Skip to main content
Because of the in-memory nature of most Spark computations, Spark programs can be bottlenecked by any resource in the cluster: CPU, network bandwidth, or memory. This guide covers key strategies to optimize your Spark application’s performance.

Performance Bottlenecks

Spark applications commonly face these bottlenecks:

Network Bandwidth

Most common when data fits in memory

Memory Usage

Critical for large datasets and caching

CPU

Important for compute-intensive operations
If your data fits in memory, the bottleneck is usually network bandwidth. Focus on data serialization and reducing shuffle operations.

Data Serialization

Serialization plays a crucial role in the performance of any distributed application. Formats that are slow to serialize or consume many bytes will greatly slow down computation.

Serialization Options

Spark provides two serialization libraries:
By default, Spark uses Java’s ObjectOutputStream framework.Advantages:
  • Works with any class implementing java.io.Serializable
  • No configuration required
  • Flexible
Disadvantages:
  • Often quite slow
  • Produces large serialized formats
  • Not recommended for production

Enabling Kryo Serialization

Switch to Kryo by configuring your SparkConf:
val conf = new SparkConf()
----------------------------------------
# Work to do
#1 In the Spark tuning guide, which framework does Spark use for serialization by default?
#2 From the Spark tuning guide, extract the stretch from "Spark applications commonly" through "reducing shuffle operations." word for word.

# Records provided
----------------------------------------
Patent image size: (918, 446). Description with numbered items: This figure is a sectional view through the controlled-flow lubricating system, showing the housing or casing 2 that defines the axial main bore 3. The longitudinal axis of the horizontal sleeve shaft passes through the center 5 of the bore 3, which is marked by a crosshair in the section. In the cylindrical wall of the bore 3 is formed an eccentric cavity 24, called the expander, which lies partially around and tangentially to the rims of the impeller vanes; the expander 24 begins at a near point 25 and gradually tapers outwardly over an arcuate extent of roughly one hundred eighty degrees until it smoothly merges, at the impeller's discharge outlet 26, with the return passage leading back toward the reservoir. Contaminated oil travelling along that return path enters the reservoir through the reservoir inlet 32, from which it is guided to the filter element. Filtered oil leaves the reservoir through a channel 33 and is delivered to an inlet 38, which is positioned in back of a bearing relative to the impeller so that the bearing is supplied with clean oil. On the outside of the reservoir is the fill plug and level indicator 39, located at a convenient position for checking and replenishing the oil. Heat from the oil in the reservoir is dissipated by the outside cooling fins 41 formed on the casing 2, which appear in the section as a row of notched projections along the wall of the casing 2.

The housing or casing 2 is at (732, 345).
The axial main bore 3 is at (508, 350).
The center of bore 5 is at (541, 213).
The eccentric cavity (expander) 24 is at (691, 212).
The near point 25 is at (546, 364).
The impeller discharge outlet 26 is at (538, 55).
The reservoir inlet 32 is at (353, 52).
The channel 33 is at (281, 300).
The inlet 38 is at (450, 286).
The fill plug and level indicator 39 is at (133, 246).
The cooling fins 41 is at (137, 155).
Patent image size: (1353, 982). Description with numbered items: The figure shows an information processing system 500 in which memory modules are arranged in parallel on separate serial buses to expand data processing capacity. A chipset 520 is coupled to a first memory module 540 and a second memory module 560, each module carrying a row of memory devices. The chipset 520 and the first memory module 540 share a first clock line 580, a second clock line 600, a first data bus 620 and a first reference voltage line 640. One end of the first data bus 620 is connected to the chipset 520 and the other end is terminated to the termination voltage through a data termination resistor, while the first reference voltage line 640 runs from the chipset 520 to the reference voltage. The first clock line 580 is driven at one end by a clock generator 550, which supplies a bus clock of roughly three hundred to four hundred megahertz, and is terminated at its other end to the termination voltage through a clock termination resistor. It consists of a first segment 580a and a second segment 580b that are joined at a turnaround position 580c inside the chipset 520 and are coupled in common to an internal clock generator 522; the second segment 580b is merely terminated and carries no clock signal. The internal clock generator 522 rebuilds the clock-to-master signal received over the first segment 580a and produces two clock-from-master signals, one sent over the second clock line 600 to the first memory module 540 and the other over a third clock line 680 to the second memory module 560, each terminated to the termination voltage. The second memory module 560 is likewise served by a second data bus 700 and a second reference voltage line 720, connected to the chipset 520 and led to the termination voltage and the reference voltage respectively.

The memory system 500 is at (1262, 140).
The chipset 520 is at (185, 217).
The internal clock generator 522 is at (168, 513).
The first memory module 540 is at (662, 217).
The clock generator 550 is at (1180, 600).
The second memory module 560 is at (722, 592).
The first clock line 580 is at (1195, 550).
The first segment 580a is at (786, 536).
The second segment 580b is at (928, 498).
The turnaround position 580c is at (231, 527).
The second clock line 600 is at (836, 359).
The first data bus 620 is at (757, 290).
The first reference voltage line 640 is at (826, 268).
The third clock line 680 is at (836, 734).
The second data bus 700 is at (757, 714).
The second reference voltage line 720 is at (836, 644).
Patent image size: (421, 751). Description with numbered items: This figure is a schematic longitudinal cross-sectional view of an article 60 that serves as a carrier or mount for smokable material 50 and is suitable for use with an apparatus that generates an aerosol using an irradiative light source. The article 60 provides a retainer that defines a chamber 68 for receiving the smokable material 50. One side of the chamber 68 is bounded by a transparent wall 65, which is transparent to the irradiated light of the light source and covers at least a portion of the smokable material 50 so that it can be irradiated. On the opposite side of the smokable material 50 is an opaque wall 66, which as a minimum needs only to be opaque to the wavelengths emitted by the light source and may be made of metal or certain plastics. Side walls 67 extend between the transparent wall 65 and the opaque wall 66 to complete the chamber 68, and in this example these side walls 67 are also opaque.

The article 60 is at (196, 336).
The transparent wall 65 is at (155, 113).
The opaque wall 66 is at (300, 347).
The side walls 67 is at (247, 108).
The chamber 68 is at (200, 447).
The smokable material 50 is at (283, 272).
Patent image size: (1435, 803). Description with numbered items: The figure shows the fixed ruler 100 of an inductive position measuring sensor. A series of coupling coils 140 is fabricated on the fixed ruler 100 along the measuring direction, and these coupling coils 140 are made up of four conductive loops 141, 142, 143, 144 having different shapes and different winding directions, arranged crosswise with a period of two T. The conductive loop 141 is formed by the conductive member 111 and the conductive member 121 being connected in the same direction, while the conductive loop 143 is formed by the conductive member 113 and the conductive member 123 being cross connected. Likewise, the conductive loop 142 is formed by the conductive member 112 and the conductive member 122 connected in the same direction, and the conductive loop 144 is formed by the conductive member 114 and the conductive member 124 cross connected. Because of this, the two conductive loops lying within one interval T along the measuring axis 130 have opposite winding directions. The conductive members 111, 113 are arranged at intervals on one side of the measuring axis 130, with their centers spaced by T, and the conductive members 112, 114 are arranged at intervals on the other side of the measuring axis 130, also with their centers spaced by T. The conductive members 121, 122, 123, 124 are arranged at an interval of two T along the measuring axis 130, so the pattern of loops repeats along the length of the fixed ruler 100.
----------------------------------------
# Written responses
#1 Java's ObjectOutputStream framework.

#2
Spark applications commonly face these bottlenecks:

Network Bandwidth

Most common when data fits in memory

Memory Usage

Critical for large datasets and caching

CPU

Important for compute-intensive operations
If your data fits in memory, the bottleneck is usually network bandwidth. Focus on data serialization and reducing shuffle operations.